WHAT THE TASK ASKS – Identify, in the records below, every line where the string "making" appears, and copy each such line.

++++++++++++++++++++

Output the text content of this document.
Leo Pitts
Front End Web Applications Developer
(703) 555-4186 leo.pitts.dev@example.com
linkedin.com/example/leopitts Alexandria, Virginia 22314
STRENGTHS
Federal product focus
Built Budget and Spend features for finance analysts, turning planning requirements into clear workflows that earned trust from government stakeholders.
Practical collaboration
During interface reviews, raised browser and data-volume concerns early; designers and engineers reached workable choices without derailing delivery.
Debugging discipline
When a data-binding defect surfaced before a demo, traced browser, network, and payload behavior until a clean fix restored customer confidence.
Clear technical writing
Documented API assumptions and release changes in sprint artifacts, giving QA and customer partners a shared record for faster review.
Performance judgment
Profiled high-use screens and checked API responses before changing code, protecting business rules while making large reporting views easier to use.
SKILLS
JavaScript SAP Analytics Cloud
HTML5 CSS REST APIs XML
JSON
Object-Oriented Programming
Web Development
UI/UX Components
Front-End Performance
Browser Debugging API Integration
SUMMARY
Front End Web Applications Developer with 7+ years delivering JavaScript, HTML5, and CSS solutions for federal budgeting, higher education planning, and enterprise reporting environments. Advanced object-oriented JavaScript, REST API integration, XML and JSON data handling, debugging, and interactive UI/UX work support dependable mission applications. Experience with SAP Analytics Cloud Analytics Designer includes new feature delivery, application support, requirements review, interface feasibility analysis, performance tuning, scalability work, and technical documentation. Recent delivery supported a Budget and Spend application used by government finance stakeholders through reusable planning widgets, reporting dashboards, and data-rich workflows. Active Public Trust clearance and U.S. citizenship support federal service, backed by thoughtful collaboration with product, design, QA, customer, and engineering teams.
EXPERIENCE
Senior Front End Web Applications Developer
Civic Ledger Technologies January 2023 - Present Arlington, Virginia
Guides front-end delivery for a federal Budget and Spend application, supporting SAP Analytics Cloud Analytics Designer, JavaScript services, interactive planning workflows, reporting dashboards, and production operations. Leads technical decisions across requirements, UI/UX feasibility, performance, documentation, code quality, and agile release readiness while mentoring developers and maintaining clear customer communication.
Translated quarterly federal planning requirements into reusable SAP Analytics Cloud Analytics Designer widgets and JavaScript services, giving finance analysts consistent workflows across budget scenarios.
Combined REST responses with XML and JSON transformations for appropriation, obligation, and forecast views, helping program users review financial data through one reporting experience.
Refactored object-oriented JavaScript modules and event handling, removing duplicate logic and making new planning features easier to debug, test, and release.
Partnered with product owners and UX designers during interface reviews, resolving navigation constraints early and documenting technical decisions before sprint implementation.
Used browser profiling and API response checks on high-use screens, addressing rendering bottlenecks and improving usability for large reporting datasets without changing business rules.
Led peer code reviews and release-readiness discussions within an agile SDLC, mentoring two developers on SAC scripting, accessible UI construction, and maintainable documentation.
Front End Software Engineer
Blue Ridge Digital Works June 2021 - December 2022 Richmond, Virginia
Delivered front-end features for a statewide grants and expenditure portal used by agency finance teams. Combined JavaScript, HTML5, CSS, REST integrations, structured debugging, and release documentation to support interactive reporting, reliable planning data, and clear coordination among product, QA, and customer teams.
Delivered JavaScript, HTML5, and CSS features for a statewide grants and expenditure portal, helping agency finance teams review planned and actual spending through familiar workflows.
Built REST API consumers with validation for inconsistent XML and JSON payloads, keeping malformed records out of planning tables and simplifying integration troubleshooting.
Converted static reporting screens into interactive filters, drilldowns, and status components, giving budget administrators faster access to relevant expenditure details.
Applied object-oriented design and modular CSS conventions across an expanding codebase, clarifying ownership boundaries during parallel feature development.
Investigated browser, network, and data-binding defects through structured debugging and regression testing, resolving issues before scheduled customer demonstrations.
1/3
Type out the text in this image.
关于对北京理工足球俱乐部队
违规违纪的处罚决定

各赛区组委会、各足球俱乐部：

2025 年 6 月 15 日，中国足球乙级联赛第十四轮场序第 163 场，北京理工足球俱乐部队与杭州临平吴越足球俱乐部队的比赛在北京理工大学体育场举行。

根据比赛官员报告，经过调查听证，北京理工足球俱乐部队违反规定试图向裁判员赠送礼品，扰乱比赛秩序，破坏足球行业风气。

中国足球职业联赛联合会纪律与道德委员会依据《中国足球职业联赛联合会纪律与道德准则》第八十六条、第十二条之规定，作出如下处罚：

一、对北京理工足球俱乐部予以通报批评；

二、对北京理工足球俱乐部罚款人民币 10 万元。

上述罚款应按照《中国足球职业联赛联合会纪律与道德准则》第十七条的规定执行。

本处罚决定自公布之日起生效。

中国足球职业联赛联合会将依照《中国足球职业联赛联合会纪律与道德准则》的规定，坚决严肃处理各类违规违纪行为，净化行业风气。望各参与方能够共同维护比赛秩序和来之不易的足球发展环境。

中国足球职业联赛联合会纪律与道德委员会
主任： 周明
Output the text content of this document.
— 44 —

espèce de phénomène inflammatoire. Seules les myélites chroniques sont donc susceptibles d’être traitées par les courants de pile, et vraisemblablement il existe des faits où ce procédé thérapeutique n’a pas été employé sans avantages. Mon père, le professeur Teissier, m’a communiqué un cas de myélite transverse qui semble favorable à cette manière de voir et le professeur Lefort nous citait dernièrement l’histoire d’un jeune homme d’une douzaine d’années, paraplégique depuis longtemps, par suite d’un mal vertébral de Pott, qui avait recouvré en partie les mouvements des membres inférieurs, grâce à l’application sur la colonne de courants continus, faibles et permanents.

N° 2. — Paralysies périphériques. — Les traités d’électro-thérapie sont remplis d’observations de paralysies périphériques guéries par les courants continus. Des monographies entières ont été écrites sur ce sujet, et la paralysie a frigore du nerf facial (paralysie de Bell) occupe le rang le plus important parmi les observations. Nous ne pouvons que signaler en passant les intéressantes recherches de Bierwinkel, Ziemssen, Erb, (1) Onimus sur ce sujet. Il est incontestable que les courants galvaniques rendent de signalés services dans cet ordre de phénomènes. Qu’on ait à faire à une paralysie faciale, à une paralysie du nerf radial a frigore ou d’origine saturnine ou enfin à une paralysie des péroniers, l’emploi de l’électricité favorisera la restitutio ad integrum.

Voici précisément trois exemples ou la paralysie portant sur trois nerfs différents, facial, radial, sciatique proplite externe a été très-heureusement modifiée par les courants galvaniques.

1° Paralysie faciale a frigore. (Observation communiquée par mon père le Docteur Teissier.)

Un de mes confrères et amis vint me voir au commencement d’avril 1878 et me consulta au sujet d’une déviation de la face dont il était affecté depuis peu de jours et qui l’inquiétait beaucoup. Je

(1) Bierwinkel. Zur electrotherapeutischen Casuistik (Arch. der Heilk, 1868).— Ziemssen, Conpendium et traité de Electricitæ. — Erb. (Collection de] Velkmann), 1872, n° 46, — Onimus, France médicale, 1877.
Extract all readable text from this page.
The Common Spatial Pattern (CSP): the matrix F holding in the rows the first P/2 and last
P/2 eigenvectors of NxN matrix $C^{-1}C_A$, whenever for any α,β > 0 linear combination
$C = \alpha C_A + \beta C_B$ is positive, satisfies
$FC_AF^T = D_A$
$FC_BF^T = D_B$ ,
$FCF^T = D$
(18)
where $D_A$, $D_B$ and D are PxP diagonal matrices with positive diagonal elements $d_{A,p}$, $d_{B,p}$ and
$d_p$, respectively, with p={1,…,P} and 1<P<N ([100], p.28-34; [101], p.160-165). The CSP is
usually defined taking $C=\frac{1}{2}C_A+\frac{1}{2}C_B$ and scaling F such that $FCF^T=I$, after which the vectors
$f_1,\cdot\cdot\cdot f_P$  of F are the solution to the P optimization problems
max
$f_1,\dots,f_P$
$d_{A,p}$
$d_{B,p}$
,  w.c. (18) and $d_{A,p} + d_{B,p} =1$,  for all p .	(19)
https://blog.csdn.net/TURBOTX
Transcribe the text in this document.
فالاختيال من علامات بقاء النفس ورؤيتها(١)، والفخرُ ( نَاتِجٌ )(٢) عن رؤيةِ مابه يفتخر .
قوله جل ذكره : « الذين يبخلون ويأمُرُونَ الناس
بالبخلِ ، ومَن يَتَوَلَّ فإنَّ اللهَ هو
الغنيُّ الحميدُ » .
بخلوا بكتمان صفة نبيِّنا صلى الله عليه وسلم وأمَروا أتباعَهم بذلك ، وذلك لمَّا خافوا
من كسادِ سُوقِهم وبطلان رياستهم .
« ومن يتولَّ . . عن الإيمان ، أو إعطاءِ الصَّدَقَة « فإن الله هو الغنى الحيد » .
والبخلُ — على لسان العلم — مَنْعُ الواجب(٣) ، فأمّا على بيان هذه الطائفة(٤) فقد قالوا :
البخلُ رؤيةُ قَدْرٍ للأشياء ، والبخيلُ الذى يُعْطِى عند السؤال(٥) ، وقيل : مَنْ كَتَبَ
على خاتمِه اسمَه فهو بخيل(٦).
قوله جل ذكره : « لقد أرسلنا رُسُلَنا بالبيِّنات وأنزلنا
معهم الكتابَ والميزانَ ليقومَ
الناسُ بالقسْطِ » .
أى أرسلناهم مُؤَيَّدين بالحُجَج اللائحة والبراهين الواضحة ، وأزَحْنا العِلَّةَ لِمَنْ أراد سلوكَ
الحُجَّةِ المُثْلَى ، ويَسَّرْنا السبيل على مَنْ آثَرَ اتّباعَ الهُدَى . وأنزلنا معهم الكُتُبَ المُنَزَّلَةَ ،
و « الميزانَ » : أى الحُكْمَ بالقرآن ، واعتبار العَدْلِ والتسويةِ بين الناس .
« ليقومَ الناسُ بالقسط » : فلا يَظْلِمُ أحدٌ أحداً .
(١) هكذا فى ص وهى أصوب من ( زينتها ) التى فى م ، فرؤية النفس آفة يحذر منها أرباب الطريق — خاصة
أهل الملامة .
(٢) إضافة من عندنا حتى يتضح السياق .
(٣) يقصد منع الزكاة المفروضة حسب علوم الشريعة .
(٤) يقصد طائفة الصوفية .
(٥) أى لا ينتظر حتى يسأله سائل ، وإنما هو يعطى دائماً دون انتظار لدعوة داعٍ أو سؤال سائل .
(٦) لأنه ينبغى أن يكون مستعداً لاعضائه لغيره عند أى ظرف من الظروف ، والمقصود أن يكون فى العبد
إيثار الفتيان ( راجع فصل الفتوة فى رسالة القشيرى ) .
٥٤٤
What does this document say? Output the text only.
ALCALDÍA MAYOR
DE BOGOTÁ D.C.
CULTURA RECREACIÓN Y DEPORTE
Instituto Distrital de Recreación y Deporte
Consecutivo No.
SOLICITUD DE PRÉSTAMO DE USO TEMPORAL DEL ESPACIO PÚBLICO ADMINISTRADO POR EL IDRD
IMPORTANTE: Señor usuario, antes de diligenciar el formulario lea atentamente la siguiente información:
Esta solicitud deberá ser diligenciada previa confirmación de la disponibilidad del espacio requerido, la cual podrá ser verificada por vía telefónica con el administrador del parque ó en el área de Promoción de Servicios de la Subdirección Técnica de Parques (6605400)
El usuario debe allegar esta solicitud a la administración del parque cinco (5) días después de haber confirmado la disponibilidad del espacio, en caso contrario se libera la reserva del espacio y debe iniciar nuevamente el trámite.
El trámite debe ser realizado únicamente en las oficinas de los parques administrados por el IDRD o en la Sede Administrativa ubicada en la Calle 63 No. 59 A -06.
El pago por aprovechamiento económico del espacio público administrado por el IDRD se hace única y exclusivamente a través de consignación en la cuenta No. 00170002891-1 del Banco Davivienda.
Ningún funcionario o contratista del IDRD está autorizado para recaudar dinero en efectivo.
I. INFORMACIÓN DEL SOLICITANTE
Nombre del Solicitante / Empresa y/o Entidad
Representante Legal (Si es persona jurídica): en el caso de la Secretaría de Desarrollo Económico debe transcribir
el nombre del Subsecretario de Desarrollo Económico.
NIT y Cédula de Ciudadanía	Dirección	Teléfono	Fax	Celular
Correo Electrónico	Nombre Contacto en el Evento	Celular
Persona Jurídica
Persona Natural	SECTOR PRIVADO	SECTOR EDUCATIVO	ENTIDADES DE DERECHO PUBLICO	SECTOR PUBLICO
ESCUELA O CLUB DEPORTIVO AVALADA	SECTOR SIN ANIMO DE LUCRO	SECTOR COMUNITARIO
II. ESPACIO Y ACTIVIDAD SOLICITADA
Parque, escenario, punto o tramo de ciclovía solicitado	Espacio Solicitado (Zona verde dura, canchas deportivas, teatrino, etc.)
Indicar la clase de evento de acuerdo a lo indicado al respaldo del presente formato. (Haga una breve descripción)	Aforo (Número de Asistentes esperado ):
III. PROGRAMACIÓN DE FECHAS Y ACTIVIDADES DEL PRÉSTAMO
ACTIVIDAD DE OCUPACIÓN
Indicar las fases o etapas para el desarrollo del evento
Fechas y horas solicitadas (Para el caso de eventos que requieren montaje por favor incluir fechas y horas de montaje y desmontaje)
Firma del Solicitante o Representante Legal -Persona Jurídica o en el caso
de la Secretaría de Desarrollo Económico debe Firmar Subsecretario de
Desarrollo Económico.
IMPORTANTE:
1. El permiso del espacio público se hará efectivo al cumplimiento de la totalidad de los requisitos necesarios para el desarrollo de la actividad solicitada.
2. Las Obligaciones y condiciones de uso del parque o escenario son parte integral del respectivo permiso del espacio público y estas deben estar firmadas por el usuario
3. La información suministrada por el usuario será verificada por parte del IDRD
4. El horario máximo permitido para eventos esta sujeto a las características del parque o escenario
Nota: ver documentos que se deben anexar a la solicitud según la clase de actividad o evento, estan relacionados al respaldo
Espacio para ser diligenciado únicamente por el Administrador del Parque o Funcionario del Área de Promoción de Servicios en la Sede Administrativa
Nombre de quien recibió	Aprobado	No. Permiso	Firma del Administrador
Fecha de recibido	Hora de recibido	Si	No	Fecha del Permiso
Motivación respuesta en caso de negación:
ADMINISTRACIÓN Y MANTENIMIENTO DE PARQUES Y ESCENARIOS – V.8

++++++++++++++++++++

ANSWER BELOW –
Profiled high-use screens and checked API responses before changing code, protecting business rules while making large reporting views easier to use.
Refactored object-oriented JavaScript modules and event handling, removing duplicate logic and making new planning features easier to debug, test, and release.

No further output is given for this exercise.